** Start Material provided **

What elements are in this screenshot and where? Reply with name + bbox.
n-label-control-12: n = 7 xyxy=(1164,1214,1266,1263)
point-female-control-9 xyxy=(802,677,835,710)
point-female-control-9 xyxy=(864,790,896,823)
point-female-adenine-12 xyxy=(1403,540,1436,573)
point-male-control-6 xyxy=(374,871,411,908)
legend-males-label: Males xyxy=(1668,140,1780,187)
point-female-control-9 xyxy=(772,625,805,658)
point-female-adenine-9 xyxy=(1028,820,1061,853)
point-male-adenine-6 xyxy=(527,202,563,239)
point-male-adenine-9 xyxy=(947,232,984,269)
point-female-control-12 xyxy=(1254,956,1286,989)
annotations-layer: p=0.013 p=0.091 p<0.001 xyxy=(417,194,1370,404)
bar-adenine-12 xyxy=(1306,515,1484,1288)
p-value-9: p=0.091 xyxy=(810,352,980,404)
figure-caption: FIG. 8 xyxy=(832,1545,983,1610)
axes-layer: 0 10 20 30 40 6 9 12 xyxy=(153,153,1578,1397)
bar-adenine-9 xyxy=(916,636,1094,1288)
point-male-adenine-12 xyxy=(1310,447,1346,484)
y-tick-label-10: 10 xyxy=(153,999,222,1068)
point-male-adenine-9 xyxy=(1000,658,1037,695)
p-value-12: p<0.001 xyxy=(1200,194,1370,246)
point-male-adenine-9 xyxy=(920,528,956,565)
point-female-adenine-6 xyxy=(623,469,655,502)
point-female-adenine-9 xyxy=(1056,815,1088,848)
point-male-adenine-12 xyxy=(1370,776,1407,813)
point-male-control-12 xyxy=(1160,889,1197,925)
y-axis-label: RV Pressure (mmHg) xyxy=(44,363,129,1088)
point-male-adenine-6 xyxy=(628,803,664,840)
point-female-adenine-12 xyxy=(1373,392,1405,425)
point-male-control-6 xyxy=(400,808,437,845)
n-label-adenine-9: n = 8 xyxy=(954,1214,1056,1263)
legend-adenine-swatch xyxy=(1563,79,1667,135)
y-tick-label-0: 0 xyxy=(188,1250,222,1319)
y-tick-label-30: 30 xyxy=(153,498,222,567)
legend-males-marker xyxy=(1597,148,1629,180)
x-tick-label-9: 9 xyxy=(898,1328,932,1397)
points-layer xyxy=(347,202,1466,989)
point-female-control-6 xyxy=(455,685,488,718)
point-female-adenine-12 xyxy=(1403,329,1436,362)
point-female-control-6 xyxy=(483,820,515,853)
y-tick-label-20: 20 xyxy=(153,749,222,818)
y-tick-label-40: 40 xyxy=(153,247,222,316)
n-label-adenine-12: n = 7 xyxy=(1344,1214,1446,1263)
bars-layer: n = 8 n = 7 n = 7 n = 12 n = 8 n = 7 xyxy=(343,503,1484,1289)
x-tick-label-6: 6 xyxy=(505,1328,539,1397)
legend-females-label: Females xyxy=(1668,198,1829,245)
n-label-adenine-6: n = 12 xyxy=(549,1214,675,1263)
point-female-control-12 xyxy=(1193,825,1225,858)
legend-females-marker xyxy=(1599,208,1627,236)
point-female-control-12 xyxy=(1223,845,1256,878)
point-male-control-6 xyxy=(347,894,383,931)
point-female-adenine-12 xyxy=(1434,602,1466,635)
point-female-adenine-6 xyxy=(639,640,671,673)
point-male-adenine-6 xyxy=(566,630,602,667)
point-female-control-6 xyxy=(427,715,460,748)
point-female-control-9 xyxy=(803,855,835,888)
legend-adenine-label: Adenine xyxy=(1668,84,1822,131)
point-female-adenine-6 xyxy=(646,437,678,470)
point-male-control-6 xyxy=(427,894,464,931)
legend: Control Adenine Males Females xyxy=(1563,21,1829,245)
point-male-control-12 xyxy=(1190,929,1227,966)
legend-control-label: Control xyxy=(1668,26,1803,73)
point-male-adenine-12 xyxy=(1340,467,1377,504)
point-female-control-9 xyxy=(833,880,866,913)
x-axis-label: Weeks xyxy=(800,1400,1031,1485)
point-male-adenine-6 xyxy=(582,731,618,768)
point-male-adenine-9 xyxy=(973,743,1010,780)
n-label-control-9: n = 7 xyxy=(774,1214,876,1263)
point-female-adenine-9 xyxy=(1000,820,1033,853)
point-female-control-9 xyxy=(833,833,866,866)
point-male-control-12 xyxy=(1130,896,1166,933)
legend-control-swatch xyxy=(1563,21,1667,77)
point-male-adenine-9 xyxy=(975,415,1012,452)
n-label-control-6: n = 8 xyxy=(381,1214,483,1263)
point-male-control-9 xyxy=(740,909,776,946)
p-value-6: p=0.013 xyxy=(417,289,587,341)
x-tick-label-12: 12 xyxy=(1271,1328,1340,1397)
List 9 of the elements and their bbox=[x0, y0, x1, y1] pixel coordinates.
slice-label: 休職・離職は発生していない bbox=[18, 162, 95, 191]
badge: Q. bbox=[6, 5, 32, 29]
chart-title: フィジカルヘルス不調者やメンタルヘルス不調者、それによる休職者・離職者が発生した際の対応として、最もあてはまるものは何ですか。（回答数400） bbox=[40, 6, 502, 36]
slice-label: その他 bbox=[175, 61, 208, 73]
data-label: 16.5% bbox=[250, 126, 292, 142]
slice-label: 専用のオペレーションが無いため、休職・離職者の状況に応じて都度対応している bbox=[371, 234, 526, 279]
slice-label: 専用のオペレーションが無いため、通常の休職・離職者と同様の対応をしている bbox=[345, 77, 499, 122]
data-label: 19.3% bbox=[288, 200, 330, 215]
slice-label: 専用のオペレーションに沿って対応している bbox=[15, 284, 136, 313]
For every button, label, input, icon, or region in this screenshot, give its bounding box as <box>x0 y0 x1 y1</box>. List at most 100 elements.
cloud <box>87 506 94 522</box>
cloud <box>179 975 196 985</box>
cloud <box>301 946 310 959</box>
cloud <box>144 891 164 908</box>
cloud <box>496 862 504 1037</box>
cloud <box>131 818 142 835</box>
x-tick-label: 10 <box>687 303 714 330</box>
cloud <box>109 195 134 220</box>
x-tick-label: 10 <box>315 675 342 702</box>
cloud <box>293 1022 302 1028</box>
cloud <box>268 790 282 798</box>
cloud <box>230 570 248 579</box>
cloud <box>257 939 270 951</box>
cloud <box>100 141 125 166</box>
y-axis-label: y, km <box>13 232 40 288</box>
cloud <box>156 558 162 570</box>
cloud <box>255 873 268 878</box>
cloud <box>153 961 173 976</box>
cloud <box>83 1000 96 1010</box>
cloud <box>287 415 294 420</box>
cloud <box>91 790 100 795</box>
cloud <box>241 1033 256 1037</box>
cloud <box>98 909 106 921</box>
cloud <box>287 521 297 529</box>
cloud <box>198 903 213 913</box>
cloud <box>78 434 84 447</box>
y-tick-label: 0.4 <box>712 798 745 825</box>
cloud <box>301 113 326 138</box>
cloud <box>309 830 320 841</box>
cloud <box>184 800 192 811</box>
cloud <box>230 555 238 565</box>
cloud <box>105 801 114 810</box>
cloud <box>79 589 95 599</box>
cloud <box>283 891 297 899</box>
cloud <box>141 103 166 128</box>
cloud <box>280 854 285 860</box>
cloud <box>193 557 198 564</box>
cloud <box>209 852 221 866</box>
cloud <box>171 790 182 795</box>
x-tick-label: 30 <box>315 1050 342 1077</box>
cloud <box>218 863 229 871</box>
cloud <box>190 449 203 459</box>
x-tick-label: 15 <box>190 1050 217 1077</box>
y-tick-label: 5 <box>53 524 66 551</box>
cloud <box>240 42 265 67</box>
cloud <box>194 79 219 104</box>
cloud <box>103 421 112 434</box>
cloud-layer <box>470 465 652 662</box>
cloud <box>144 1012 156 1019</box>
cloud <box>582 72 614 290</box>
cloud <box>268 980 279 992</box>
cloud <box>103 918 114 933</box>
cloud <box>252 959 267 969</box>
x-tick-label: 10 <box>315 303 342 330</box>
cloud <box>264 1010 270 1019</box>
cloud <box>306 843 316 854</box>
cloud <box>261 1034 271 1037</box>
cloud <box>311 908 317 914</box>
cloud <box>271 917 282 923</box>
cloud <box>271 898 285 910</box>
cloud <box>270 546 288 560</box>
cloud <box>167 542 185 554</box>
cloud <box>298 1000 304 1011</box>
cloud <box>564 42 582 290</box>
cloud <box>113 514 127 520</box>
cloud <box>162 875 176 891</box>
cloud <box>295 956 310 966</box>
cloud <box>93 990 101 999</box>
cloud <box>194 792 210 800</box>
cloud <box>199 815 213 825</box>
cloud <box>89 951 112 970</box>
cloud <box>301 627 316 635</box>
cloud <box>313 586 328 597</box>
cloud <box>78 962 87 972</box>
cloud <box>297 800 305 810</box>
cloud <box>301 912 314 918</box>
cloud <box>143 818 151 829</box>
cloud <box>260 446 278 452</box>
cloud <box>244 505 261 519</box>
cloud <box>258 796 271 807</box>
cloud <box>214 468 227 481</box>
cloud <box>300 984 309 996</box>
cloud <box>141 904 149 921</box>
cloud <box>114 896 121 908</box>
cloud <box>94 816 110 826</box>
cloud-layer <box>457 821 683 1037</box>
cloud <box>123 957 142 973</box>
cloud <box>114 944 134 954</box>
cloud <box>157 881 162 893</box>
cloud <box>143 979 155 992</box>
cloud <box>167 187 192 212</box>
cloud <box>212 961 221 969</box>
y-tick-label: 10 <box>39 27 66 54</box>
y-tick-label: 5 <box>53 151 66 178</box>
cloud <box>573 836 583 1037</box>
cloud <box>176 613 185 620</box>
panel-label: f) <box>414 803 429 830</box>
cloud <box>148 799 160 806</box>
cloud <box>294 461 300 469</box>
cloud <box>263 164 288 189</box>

** End Material provided **

Reproduce the entries verbatim from their first line up to and including the line that contains "point-male-control-6 xyxy=(374,871,411,908)".

• _Task answer_:
What elements are in this screenshot and where? Reply with name + bbox.
n-label-control-12: n = 7 xyxy=(1164,1214,1266,1263)
point-female-control-9 xyxy=(802,677,835,710)
point-female-control-9 xyxy=(864,790,896,823)
point-female-adenine-12 xyxy=(1403,540,1436,573)
point-male-control-6 xyxy=(374,871,411,908)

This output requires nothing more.